■ Stated exercise
From the listing below, pick out each line with the word "mean".

■ Entries
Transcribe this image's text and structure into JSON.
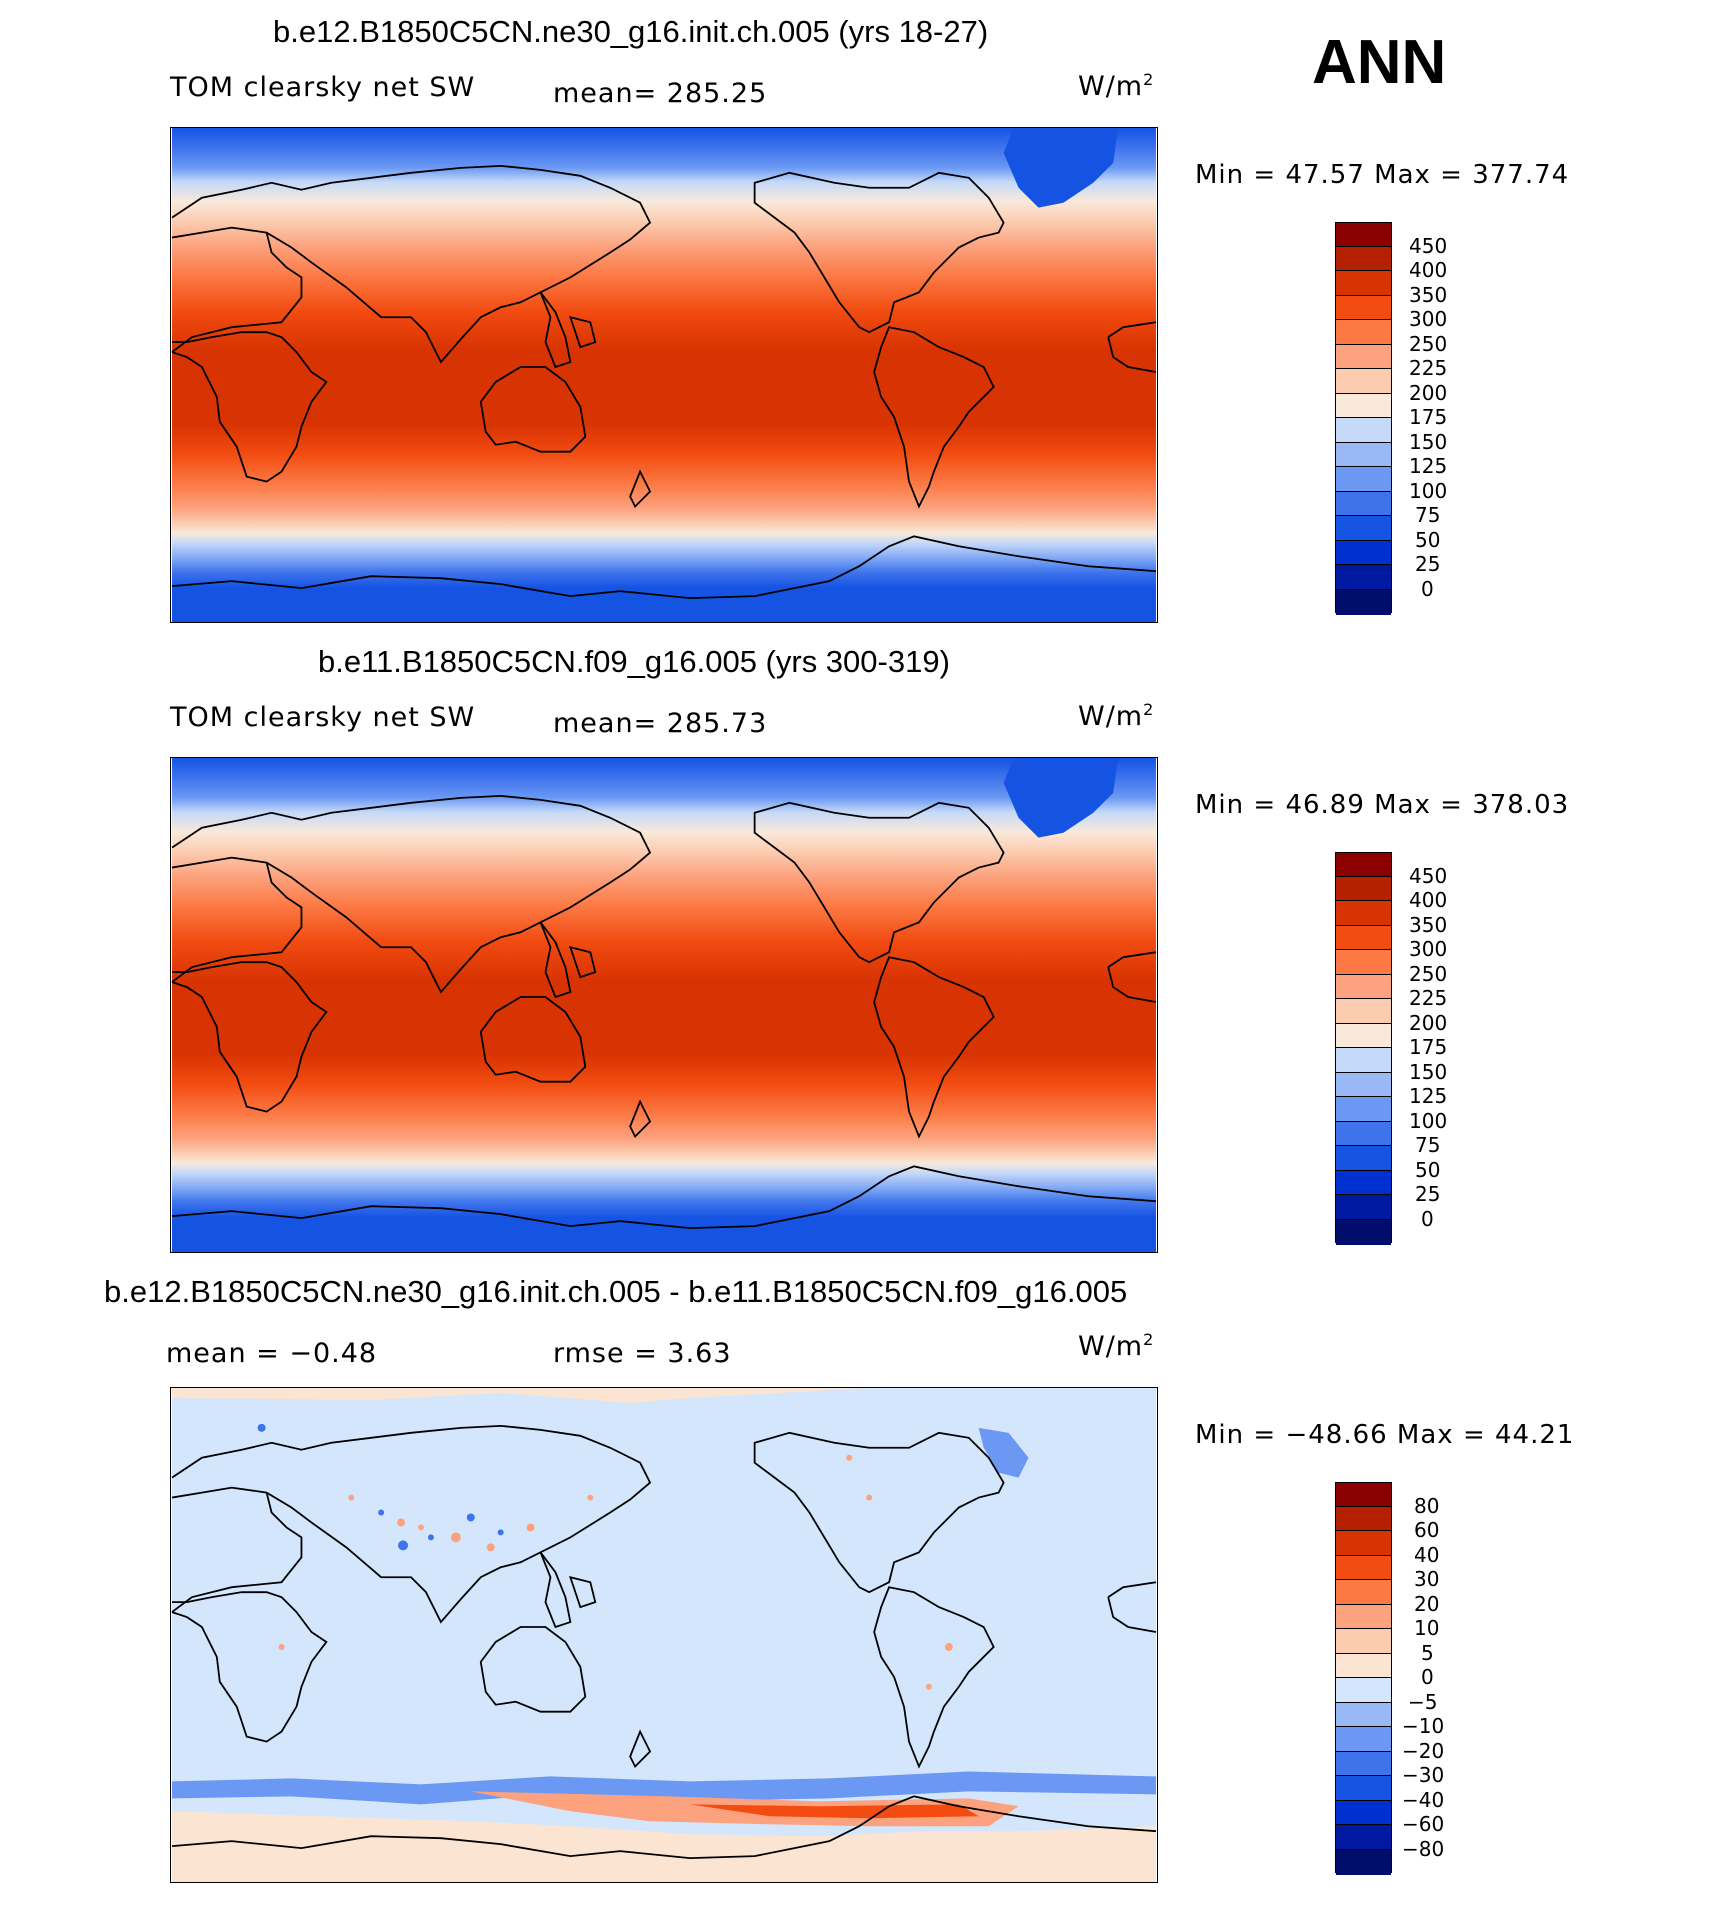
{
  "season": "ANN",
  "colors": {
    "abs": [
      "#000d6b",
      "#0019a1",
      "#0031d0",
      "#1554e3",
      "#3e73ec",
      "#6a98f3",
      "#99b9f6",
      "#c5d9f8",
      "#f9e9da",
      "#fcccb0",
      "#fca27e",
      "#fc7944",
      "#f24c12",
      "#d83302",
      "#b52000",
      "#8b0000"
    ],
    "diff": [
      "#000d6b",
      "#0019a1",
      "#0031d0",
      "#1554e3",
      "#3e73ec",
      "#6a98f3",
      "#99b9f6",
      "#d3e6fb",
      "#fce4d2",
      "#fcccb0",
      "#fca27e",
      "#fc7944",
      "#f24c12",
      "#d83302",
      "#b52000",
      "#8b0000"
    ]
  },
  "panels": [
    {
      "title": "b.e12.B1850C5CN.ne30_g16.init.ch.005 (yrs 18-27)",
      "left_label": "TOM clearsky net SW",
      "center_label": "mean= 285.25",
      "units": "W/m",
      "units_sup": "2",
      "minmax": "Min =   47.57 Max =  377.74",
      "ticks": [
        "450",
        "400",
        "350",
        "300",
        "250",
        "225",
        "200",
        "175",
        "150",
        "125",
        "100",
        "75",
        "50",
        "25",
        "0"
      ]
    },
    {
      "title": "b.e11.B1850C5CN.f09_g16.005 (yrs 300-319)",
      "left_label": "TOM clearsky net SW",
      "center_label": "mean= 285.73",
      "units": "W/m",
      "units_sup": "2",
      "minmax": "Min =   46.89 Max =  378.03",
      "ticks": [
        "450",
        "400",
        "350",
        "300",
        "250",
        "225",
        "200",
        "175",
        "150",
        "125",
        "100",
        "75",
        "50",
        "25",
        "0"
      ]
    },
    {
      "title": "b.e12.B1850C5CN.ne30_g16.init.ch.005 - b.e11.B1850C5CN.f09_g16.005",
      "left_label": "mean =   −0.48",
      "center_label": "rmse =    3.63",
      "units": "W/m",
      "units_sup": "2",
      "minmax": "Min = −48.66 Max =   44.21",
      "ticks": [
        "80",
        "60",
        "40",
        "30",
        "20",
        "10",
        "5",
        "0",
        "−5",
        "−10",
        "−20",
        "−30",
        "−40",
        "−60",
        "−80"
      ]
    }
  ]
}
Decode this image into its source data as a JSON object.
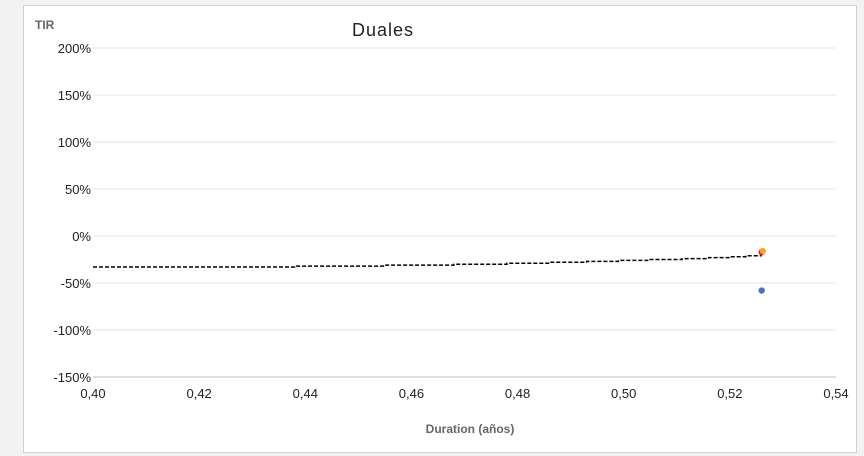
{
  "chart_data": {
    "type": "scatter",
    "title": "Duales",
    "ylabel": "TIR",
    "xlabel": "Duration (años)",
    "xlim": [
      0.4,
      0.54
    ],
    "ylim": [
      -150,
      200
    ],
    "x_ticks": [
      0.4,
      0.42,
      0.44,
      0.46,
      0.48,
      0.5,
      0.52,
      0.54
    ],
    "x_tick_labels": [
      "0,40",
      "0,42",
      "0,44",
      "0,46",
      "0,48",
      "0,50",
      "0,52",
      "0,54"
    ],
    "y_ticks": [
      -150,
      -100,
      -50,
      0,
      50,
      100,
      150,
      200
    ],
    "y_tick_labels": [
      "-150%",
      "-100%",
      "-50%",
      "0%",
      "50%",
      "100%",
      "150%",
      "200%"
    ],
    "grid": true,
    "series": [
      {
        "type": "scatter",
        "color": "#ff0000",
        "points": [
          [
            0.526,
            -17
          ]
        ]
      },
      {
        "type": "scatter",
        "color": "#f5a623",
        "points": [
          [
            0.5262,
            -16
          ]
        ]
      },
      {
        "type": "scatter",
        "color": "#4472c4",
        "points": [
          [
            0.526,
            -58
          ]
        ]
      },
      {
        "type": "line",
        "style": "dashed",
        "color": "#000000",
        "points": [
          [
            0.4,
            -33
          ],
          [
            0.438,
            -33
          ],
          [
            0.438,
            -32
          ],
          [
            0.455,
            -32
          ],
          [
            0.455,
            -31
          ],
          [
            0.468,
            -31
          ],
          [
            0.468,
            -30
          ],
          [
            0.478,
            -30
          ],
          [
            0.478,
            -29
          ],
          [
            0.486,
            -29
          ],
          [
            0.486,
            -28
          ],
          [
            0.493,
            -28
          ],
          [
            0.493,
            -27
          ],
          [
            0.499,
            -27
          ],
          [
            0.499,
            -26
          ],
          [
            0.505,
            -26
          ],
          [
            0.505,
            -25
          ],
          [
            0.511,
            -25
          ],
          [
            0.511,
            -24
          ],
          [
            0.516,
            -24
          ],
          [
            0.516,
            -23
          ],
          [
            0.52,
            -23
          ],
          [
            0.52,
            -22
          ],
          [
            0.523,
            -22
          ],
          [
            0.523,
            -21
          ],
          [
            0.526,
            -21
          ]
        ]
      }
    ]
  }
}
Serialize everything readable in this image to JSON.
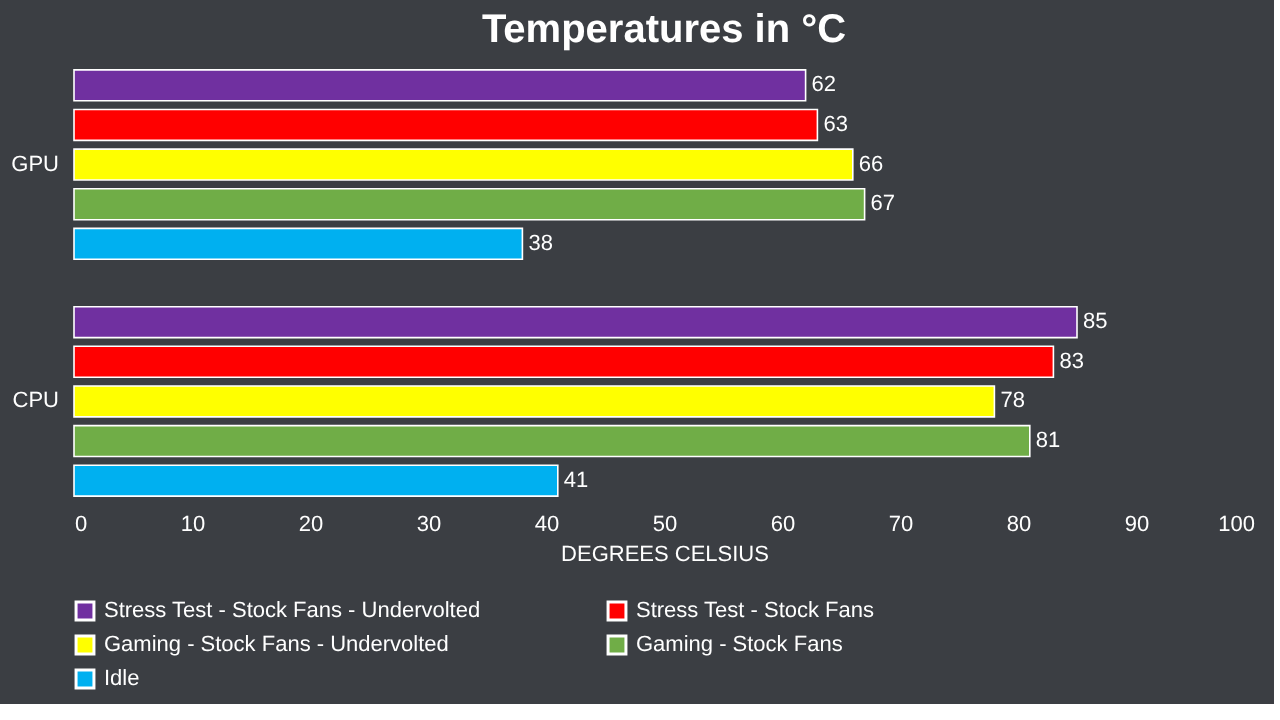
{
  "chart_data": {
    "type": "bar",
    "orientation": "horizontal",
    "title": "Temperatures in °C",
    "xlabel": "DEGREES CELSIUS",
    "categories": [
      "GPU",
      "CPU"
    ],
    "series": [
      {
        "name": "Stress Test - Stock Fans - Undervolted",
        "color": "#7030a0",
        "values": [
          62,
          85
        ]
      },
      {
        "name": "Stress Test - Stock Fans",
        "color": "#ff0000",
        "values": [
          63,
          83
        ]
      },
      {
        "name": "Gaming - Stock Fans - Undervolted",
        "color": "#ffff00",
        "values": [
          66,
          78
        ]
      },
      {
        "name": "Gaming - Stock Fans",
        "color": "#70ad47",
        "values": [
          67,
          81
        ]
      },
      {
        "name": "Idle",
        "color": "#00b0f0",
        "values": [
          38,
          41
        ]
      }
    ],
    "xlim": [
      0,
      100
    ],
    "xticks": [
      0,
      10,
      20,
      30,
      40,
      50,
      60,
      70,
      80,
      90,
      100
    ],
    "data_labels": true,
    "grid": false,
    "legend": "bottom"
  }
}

■ Written answer
      "center_label": "mean= 285.25",
      "center_label": "mean= 285.73",
      "left_label": "mean =   −0.48",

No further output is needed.